* **Problem to work on**
Look through the lines below and extract each one that contains "EURUSD".

* **Material**
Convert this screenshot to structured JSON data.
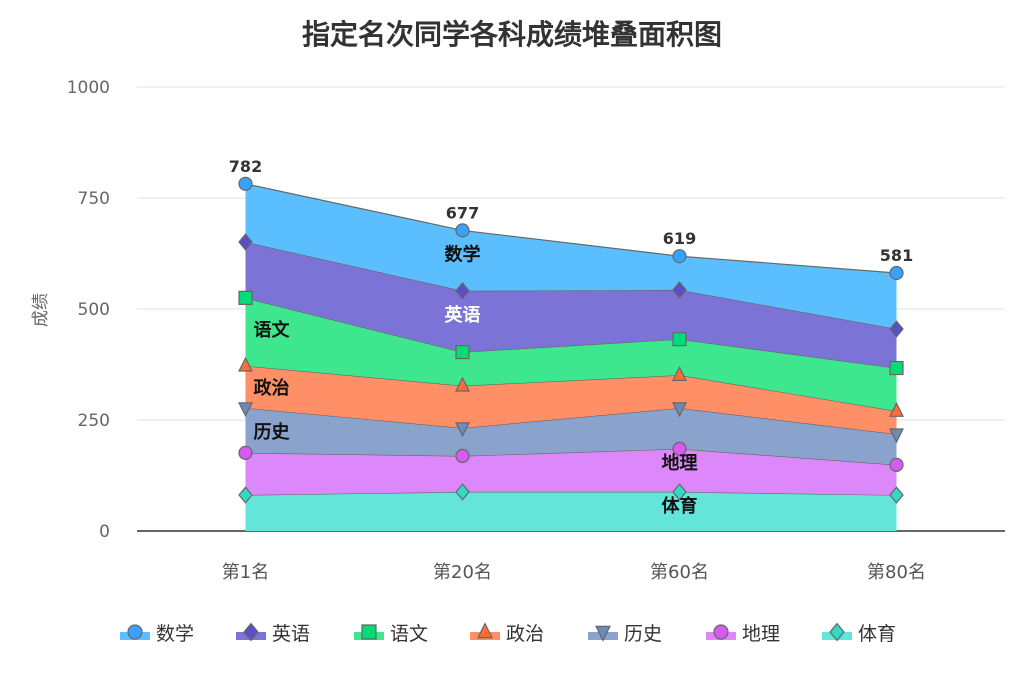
{
  "chart_data": {
    "type": "area",
    "stacked": true,
    "title": "指定名次同学各科成绩堆叠面积图",
    "xlabel": "",
    "ylabel": "成绩",
    "ylim": [
      0,
      1000
    ],
    "yticks": [
      0,
      250,
      500,
      750,
      1000
    ],
    "grid": true,
    "legend": "bottom",
    "categories": [
      "第1名",
      "第20名",
      "第60名",
      "第80名"
    ],
    "series": [
      {
        "name": "体育",
        "values": [
          81,
          88,
          88,
          81
        ],
        "color": "#33D9C4",
        "area": "#63E6D9",
        "marker": "diamond"
      },
      {
        "name": "地理",
        "values": [
          95,
          81,
          97,
          68
        ],
        "color": "#D65BF0",
        "area": "#DD88FA",
        "marker": "circle"
      },
      {
        "name": "历史",
        "values": [
          101,
          63,
          92,
          69
        ],
        "color": "#6E8BB8",
        "area": "#8AA3CC",
        "marker": "triangle-down"
      },
      {
        "name": "政治",
        "values": [
          95,
          95,
          74,
          52
        ],
        "color": "#FF6B3B",
        "area": "#FF8F66",
        "marker": "triangle"
      },
      {
        "name": "语文",
        "values": [
          153,
          76,
          81,
          97
        ],
        "color": "#00DD77",
        "area": "#3EE68E",
        "marker": "square"
      },
      {
        "name": "英语",
        "values": [
          126,
          138,
          111,
          88
        ],
        "color": "#5A4FC8",
        "area": "#7B74D6",
        "marker": "diamond"
      },
      {
        "name": "数学",
        "values": [
          131,
          136,
          76,
          126
        ],
        "color": "#37A2FF",
        "area": "#5BBFFF",
        "marker": "circle"
      }
    ],
    "totals": [
      782,
      677,
      619,
      581
    ],
    "legend_order": [
      "数学",
      "英语",
      "语文",
      "政治",
      "历史",
      "地理",
      "体育"
    ]
  }
}
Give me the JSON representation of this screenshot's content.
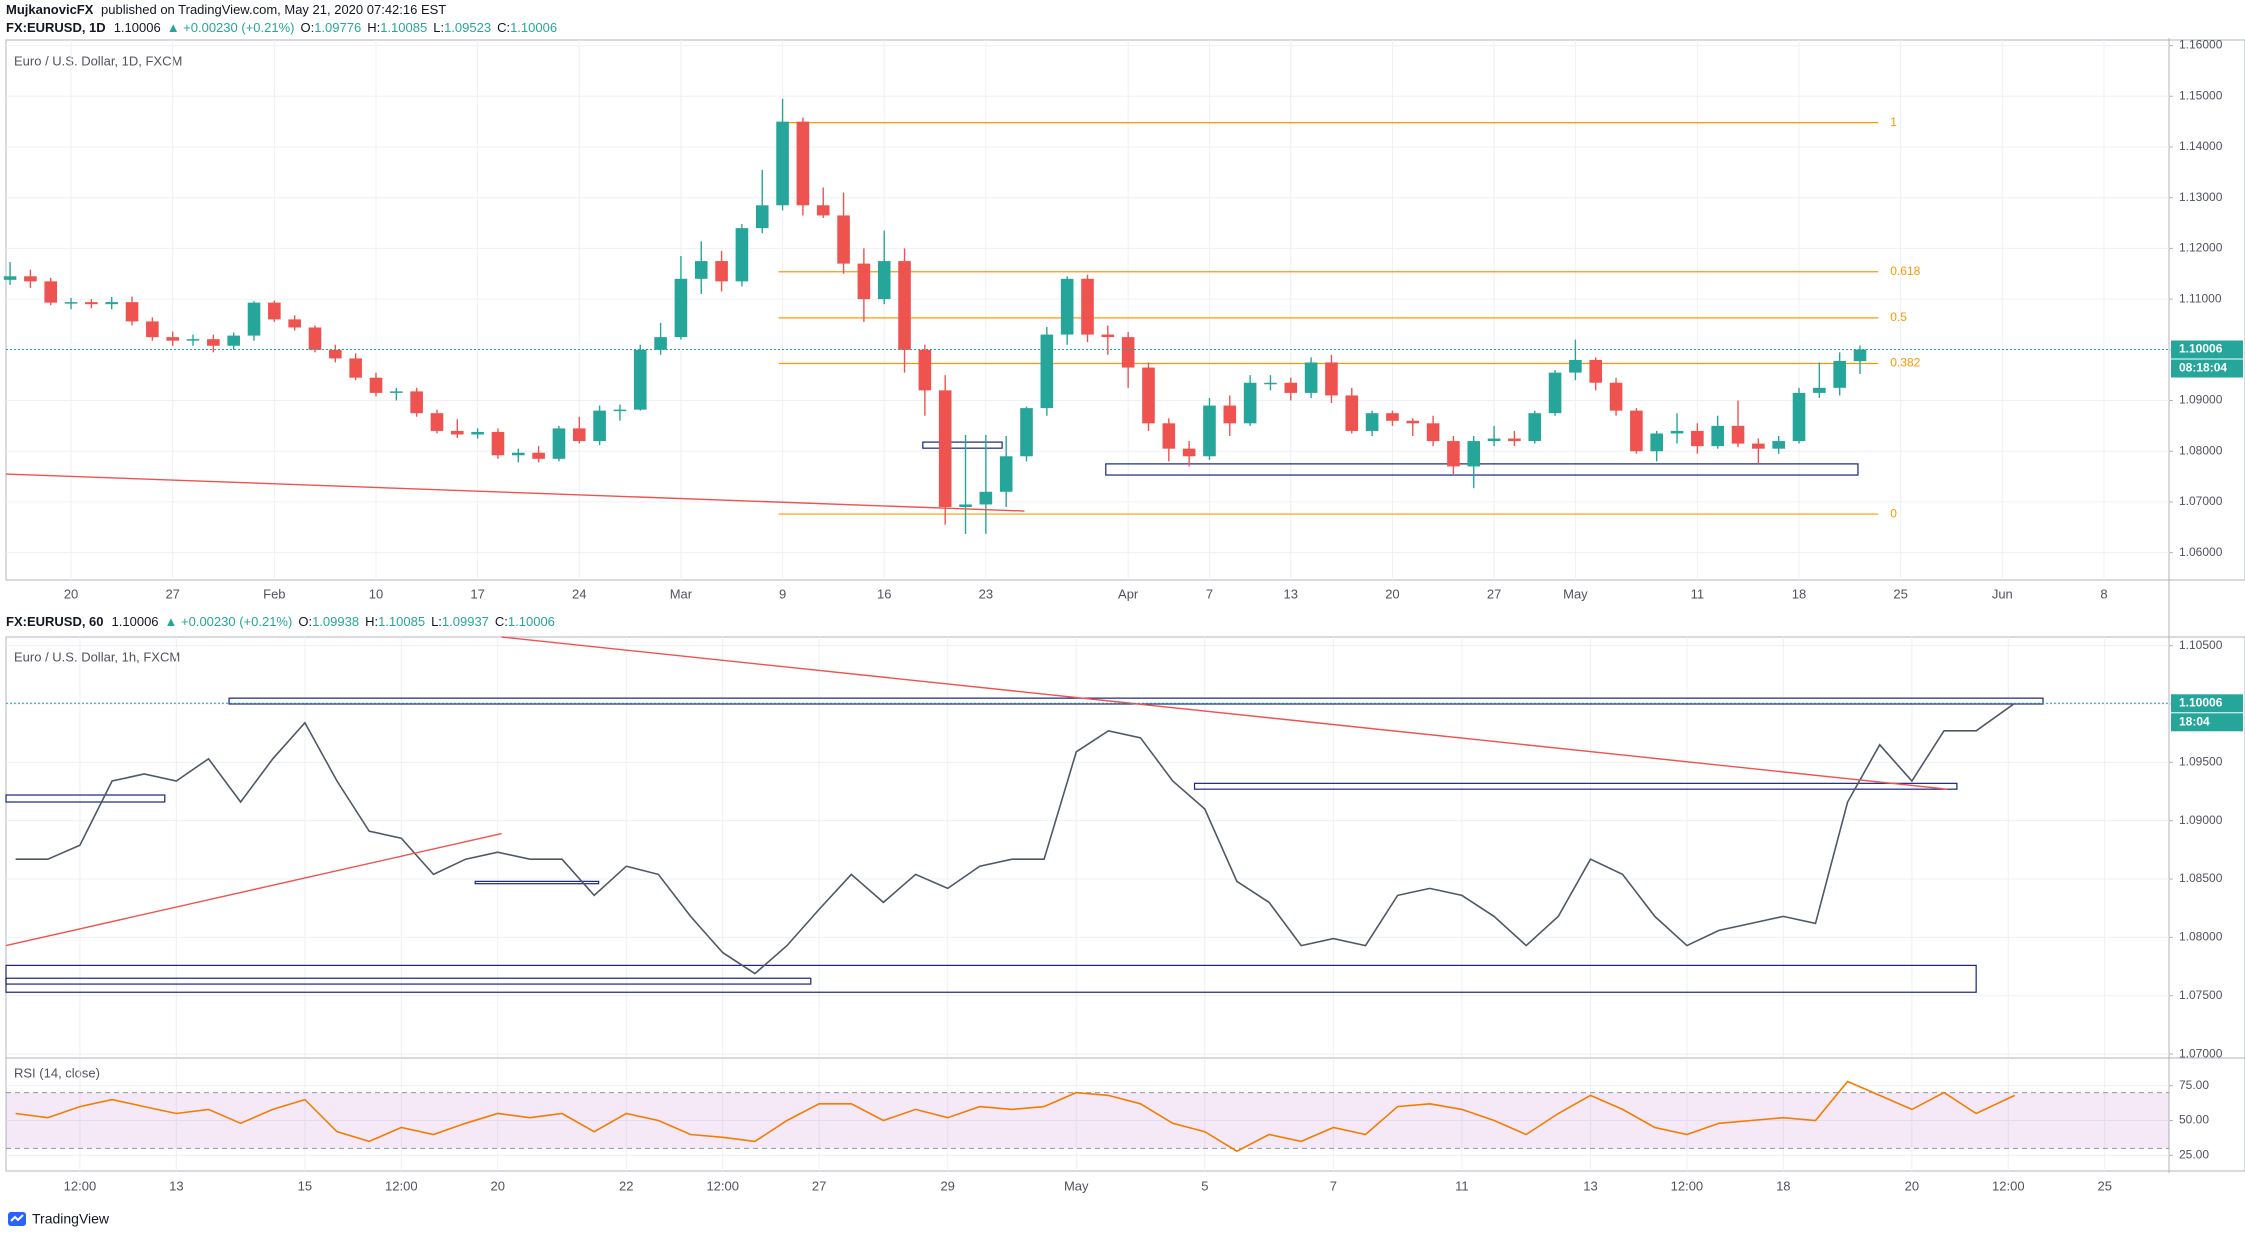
{
  "header": {
    "author": "MujkanovicFX",
    "published": "published on TradingView.com, May 21, 2020 07:42:16 EST"
  },
  "footer": {
    "brand": "TradingView"
  },
  "chart_data": [
    {
      "type": "candlestick",
      "symbol": "FX:EURUSD, 1D",
      "last": 1.10006,
      "change": "▲ +0.00230 (+0.21%)",
      "ohlc": [
        {
          "label": "O:",
          "value": 1.09776
        },
        {
          "label": "H:",
          "value": 1.10085
        },
        {
          "label": "L:",
          "value": 1.09523
        },
        {
          "label": "C:",
          "value": 1.10006
        }
      ],
      "title": "Euro / U.S. Dollar, 1D, FXCM",
      "up_color": "#26a69a",
      "down_color": "#ef5350",
      "x": [
        0,
        1,
        2,
        3,
        4,
        5,
        6,
        7,
        8,
        9,
        10,
        11,
        12,
        13,
        14,
        15,
        16,
        17,
        18,
        19,
        20,
        21,
        22,
        23,
        24,
        25,
        26,
        27,
        28,
        29,
        30,
        31,
        32,
        33,
        34,
        35,
        36,
        37,
        38,
        39,
        40,
        41,
        42,
        43,
        44,
        45,
        46,
        47,
        48,
        49,
        50,
        51,
        52,
        53,
        54,
        55,
        56,
        57,
        58,
        59,
        60,
        61,
        62,
        63,
        64,
        65,
        66,
        67,
        68,
        69,
        70,
        71,
        72,
        73,
        74,
        75,
        76,
        77,
        78,
        79,
        80,
        81,
        82,
        83,
        84,
        85,
        86,
        87,
        88,
        89,
        90,
        91
      ],
      "open": [
        1.1138,
        1.1145,
        1.1135,
        1.1093,
        1.1094,
        1.109,
        1.1094,
        1.1056,
        1.1025,
        1.1018,
        1.1021,
        1.1008,
        1.1028,
        1.1093,
        1.106,
        1.1044,
        1.1,
        1.0983,
        1.0945,
        1.0915,
        1.0918,
        1.0875,
        1.084,
        1.0833,
        1.0838,
        1.0792,
        1.0797,
        1.0785,
        1.0845,
        1.082,
        1.088,
        1.0882,
        1.1,
        1.1025,
        1.114,
        1.1175,
        1.1135,
        1.124,
        1.1285,
        1.145,
        1.1285,
        1.1265,
        1.117,
        1.11,
        1.1175,
        1.1,
        1.092,
        1.069,
        1.0695,
        1.072,
        1.079,
        1.0885,
        1.103,
        1.114,
        1.103,
        1.1025,
        1.0965,
        1.0855,
        1.0805,
        1.079,
        1.089,
        1.0855,
        1.0935,
        1.0935,
        1.0915,
        1.0975,
        1.091,
        1.084,
        1.0875,
        1.086,
        1.0855,
        1.082,
        1.077,
        1.082,
        1.0825,
        1.082,
        1.0875,
        1.0955,
        1.098,
        1.0935,
        1.088,
        1.08,
        1.0835,
        1.084,
        1.081,
        1.085,
        1.0815,
        1.0805,
        1.082,
        1.0915,
        1.0925,
        1.09776
      ],
      "high": [
        1.1173,
        1.1158,
        1.1142,
        1.1102,
        1.11,
        1.1104,
        1.1105,
        1.1064,
        1.1036,
        1.103,
        1.103,
        1.1034,
        1.1096,
        1.1097,
        1.1068,
        1.1048,
        1.101,
        1.0993,
        1.0955,
        1.0925,
        1.0925,
        1.0882,
        1.0863,
        1.0845,
        1.0845,
        1.0805,
        1.081,
        1.085,
        1.0868,
        1.089,
        1.0892,
        1.101,
        1.1053,
        1.1185,
        1.1214,
        1.1195,
        1.1248,
        1.1355,
        1.1495,
        1.1458,
        1.132,
        1.131,
        1.12,
        1.1235,
        1.12,
        1.101,
        1.095,
        1.0832,
        1.0832,
        1.083,
        1.0888,
        1.1045,
        1.1145,
        1.1148,
        1.1048,
        1.1035,
        1.0975,
        1.0865,
        1.082,
        1.0905,
        1.091,
        1.095,
        1.095,
        1.0945,
        1.0985,
        1.099,
        1.0925,
        1.088,
        1.088,
        1.0865,
        1.087,
        1.083,
        1.083,
        1.085,
        1.084,
        1.088,
        1.096,
        1.102,
        1.0985,
        1.0945,
        1.0885,
        1.084,
        1.0875,
        1.0855,
        1.087,
        1.09,
        1.0825,
        1.083,
        1.0925,
        1.0975,
        1.0995,
        1.10085
      ],
      "low": [
        1.1128,
        1.1122,
        1.1088,
        1.108,
        1.1082,
        1.108,
        1.1048,
        1.1018,
        1.1008,
        1.1008,
        1.0995,
        1.1,
        1.1018,
        1.1055,
        1.1038,
        1.0995,
        1.0975,
        1.094,
        1.0908,
        1.09,
        1.0868,
        1.0835,
        1.0826,
        1.0825,
        1.0785,
        1.0778,
        1.0778,
        1.078,
        1.0815,
        1.0812,
        1.086,
        1.088,
        1.099,
        1.102,
        1.111,
        1.1115,
        1.1125,
        1.123,
        1.1275,
        1.1265,
        1.126,
        1.115,
        1.1055,
        1.109,
        1.0955,
        1.087,
        1.0655,
        1.0637,
        1.0637,
        1.069,
        1.078,
        1.087,
        1.101,
        1.1015,
        1.099,
        1.0925,
        1.084,
        1.078,
        1.077,
        1.0783,
        1.083,
        1.085,
        1.092,
        1.09,
        1.0905,
        1.0895,
        1.0835,
        1.083,
        1.085,
        1.083,
        1.081,
        1.0755,
        1.0727,
        1.081,
        1.081,
        1.0815,
        1.087,
        1.094,
        1.092,
        1.087,
        1.0795,
        1.078,
        1.0815,
        1.0795,
        1.0805,
        1.0808,
        1.0775,
        1.0795,
        1.0815,
        1.0905,
        1.091,
        1.09523
      ],
      "close": [
        1.1145,
        1.1135,
        1.1093,
        1.1094,
        1.109,
        1.1094,
        1.1056,
        1.1025,
        1.1018,
        1.1021,
        1.1008,
        1.1028,
        1.1093,
        1.106,
        1.1044,
        1.1,
        1.0983,
        1.0945,
        1.0915,
        1.0918,
        1.0875,
        1.084,
        1.0833,
        1.0838,
        1.0792,
        1.0797,
        1.0785,
        1.0845,
        1.082,
        1.088,
        1.0882,
        1.1,
        1.1025,
        1.114,
        1.1175,
        1.1135,
        1.124,
        1.1285,
        1.145,
        1.1285,
        1.1265,
        1.117,
        1.11,
        1.1175,
        1.1,
        1.092,
        1.069,
        1.0695,
        1.072,
        1.079,
        1.0885,
        1.103,
        1.114,
        1.103,
        1.1025,
        1.0965,
        1.0855,
        1.0805,
        1.079,
        1.089,
        1.0855,
        1.0935,
        1.0935,
        1.0915,
        1.0975,
        1.091,
        1.084,
        1.0875,
        1.086,
        1.0855,
        1.082,
        1.077,
        1.082,
        1.0825,
        1.082,
        1.0875,
        1.0955,
        1.098,
        1.0935,
        1.088,
        1.08,
        1.0835,
        1.084,
        1.081,
        1.085,
        1.0815,
        1.0805,
        1.082,
        1.0915,
        1.0925,
        1.0978,
        1.10006
      ],
      "xlim": [
        -0.2,
        106.2
      ],
      "ylim": [
        1.0546,
        1.1611
      ],
      "xticks": [
        {
          "value": 3,
          "label": "20"
        },
        {
          "value": 8,
          "label": "27"
        },
        {
          "value": 13,
          "label": "Feb"
        },
        {
          "value": 18,
          "label": "10"
        },
        {
          "value": 23,
          "label": "17"
        },
        {
          "value": 28,
          "label": "24"
        },
        {
          "value": 33,
          "label": "Mar"
        },
        {
          "value": 38,
          "label": "9"
        },
        {
          "value": 43,
          "label": "16"
        },
        {
          "value": 48,
          "label": "23"
        },
        {
          "value": 55,
          "label": "Apr"
        },
        {
          "value": 59,
          "label": "7"
        },
        {
          "value": 63,
          "label": "13"
        },
        {
          "value": 68,
          "label": "20"
        },
        {
          "value": 73,
          "label": "27"
        },
        {
          "value": 77,
          "label": "May"
        },
        {
          "value": 83,
          "label": "11"
        },
        {
          "value": 88,
          "label": "18"
        },
        {
          "value": 93,
          "label": "25"
        },
        {
          "value": 98,
          "label": "Jun"
        },
        {
          "value": 103,
          "label": "8"
        }
      ],
      "yticks": [
        {
          "value": 1.06,
          "label": "1.06000"
        },
        {
          "value": 1.07,
          "label": "1.07000"
        },
        {
          "value": 1.08,
          "label": "1.08000"
        },
        {
          "value": 1.09,
          "label": "1.09000"
        },
        {
          "value": 1.1,
          "label": "1.10000"
        },
        {
          "value": 1.11,
          "label": "1.11000"
        },
        {
          "value": 1.12,
          "label": "1.12000"
        },
        {
          "value": 1.13,
          "label": "1.13000"
        },
        {
          "value": 1.14,
          "label": "1.14000"
        },
        {
          "value": 1.15,
          "label": "1.15000"
        },
        {
          "value": 1.16,
          "label": "1.16000"
        }
      ],
      "grid": true,
      "last_price": 1.10006,
      "countdown": "08:18:04",
      "last_color": "#26a69a",
      "fib": {
        "x": [
          37.8,
          91.9
        ],
        "color": "#ff9800",
        "levels": [
          {
            "ratio": 1,
            "value": 1.1448
          },
          {
            "ratio": 0.618,
            "value": 1.1154
          },
          {
            "ratio": 0.5,
            "value": 1.1063
          },
          {
            "ratio": 0.382,
            "value": 1.0973
          },
          {
            "ratio": 0,
            "value": 1.0676
          }
        ]
      },
      "trendlines": [
        {
          "x": [
            -0.2,
            49.9
          ],
          "y": [
            1.0755,
            1.0682
          ],
          "color": "#ef5350"
        }
      ],
      "boxes": [
        {
          "x": [
            53.9,
            90.9
          ],
          "y": [
            1.0753,
            1.0775
          ],
          "color": "#1a237e"
        },
        {
          "x": [
            44.9,
            48.8
          ],
          "y": [
            1.0806,
            1.0818
          ],
          "color": "#1a237e"
        }
      ]
    },
    {
      "type": "line",
      "symbol": "FX:EURUSD, 60",
      "last": 1.10006,
      "change": "▲ +0.00230 (+0.21%)",
      "ohlc": [
        {
          "label": "O:",
          "value": 1.09938
        },
        {
          "label": "H:",
          "value": 1.10085
        },
        {
          "label": "L:",
          "value": 1.09937
        },
        {
          "label": "C:",
          "value": 1.10006
        }
      ],
      "title": "Euro / U.S. Dollar, 1h, FXCM",
      "color": "#4f5966",
      "x": [
        -2.5,
        -2,
        -1.5,
        -1,
        -0.5,
        0,
        0.5,
        1,
        1.5,
        2,
        2.5,
        3,
        3.5,
        4,
        4.5,
        5,
        5.5,
        6,
        6.5,
        7,
        7.5,
        8,
        8.5,
        9,
        9.5,
        10,
        10.5,
        11,
        11.5,
        12,
        12.5,
        13,
        13.5,
        14,
        14.5,
        15,
        15.5,
        16,
        16.5,
        17,
        17.5,
        18,
        18.5,
        19,
        19.5,
        20,
        20.5,
        21,
        21.5,
        22,
        22.5,
        23,
        23.5,
        24,
        24.5,
        25,
        25.5,
        26,
        26.5,
        27,
        27.5,
        28,
        28.6
      ],
      "values": [
        1.0867,
        1.0867,
        1.0879,
        1.0934,
        1.094,
        1.0934,
        1.0953,
        1.0916,
        1.0953,
        1.0984,
        1.0934,
        1.0891,
        1.0885,
        1.0854,
        1.0867,
        1.0873,
        1.0867,
        1.0867,
        1.0836,
        1.0861,
        1.0854,
        1.0818,
        1.0787,
        1.0769,
        1.0793,
        1.0824,
        1.0854,
        1.083,
        1.0854,
        1.0842,
        1.0861,
        1.0867,
        1.0867,
        1.0959,
        1.0977,
        1.0971,
        1.0934,
        1.091,
        1.0848,
        1.083,
        1.0793,
        1.0799,
        1.0793,
        1.0836,
        1.0842,
        1.0836,
        1.0818,
        1.0793,
        1.0818,
        1.0867,
        1.0854,
        1.0818,
        1.0793,
        1.0806,
        1.0812,
        1.0818,
        1.0812,
        1.0916,
        1.0965,
        1.0934,
        1.0977,
        1.0977,
        1.10006
      ],
      "xlim": [
        -2.65,
        31.0
      ],
      "ylim": [
        1.06975,
        1.10574
      ],
      "xticks": [
        {
          "value": -1.5,
          "label": "12:00"
        },
        {
          "value": 0,
          "label": "13"
        },
        {
          "value": 2,
          "label": "15"
        },
        {
          "value": 3.5,
          "label": "12:00"
        },
        {
          "value": 5,
          "label": "20"
        },
        {
          "value": 7,
          "label": "22"
        },
        {
          "value": 8.5,
          "label": "12:00"
        },
        {
          "value": 10,
          "label": "27"
        },
        {
          "value": 12,
          "label": "29"
        },
        {
          "value": 14,
          "label": "May"
        },
        {
          "value": 16,
          "label": "5"
        },
        {
          "value": 18,
          "label": "7"
        },
        {
          "value": 20,
          "label": "11"
        },
        {
          "value": 22,
          "label": "13"
        },
        {
          "value": 23.5,
          "label": "12:00"
        },
        {
          "value": 25,
          "label": "18"
        },
        {
          "value": 27,
          "label": "20"
        },
        {
          "value": 28.5,
          "label": "12:00"
        },
        {
          "value": 30,
          "label": "25"
        }
      ],
      "yticks": [
        {
          "value": 1.07,
          "label": "1.07000"
        },
        {
          "value": 1.075,
          "label": "1.07500"
        },
        {
          "value": 1.08,
          "label": "1.08000"
        },
        {
          "value": 1.085,
          "label": "1.08500"
        },
        {
          "value": 1.09,
          "label": "1.09000"
        },
        {
          "value": 1.095,
          "label": "1.09500"
        },
        {
          "value": 1.1,
          "label": "1.10000"
        },
        {
          "value": 1.105,
          "label": "1.10500"
        }
      ],
      "grid": true,
      "last_price": 1.10006,
      "countdown": "18:04",
      "last_color": "#26a69a",
      "trendlines": [
        {
          "x": [
            5.06,
            27.55
          ],
          "y": [
            1.10574,
            1.0927
          ],
          "color": "#ef5350"
        },
        {
          "x": [
            -2.65,
            5.06
          ],
          "y": [
            1.0793,
            1.0889
          ],
          "color": "#ef5350"
        }
      ],
      "boxes": [
        {
          "x": [
            0.82,
            29.04
          ],
          "y": [
            1.1,
            1.1005
          ],
          "color": "#1a237e"
        },
        {
          "x": [
            15.84,
            27.7
          ],
          "y": [
            1.0927,
            1.0932
          ],
          "color": "#1a237e"
        },
        {
          "x": [
            -2.65,
            -0.18
          ],
          "y": [
            1.0916,
            1.0922
          ],
          "color": "#1a237e"
        },
        {
          "x": [
            4.65,
            6.57
          ],
          "y": [
            1.0846,
            1.0848
          ],
          "color": "#1a237e"
        },
        {
          "x": [
            -2.65,
            28.0
          ],
          "y": [
            1.0753,
            1.0776
          ],
          "color": "#1a237e"
        },
        {
          "x": [
            -2.65,
            9.87
          ],
          "y": [
            1.076,
            1.0765
          ],
          "color": "#1a237e"
        }
      ]
    },
    {
      "type": "line",
      "title": "RSI (14, close)",
      "color": "#f57c00",
      "x": [
        -2.5,
        -2,
        -1.5,
        -1,
        -0.5,
        0,
        0.5,
        1,
        1.5,
        2,
        2.5,
        3,
        3.5,
        4,
        4.5,
        5,
        5.5,
        6,
        6.5,
        7,
        7.5,
        8,
        8.5,
        9,
        9.5,
        10,
        10.5,
        11,
        11.5,
        12,
        12.5,
        13,
        13.5,
        14,
        14.5,
        15,
        15.5,
        16,
        16.5,
        17,
        17.5,
        18,
        18.5,
        19,
        19.5,
        20,
        20.5,
        21,
        21.5,
        22,
        22.5,
        23,
        23.5,
        24,
        24.5,
        25,
        25.5,
        26,
        26.5,
        27,
        27.5,
        28,
        28.6
      ],
      "values": [
        55,
        52,
        60,
        65,
        60,
        55,
        58,
        48,
        58,
        65,
        42,
        35,
        45,
        40,
        48,
        55,
        52,
        55,
        42,
        55,
        50,
        40,
        38,
        35,
        50,
        62,
        62,
        50,
        58,
        52,
        60,
        58,
        60,
        70,
        68,
        62,
        48,
        42,
        28,
        40,
        35,
        45,
        40,
        60,
        62,
        58,
        50,
        40,
        55,
        68,
        58,
        45,
        40,
        48,
        50,
        52,
        50,
        78,
        68,
        58,
        70,
        55,
        68
      ],
      "xlim": [
        -2.65,
        31.0
      ],
      "ylim": [
        13.8,
        93.4
      ],
      "yticks": [
        {
          "value": 25,
          "label": "25.00"
        },
        {
          "value": 50,
          "label": "50.00"
        },
        {
          "value": 75,
          "label": "75.00"
        }
      ],
      "band": [
        30,
        70
      ],
      "band_color": "#9c27b0"
    }
  ]
}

* **Solution for this exercise**
      "symbol": "FX:EURUSD, 1D",
      "symbol": "FX:EURUSD, 60",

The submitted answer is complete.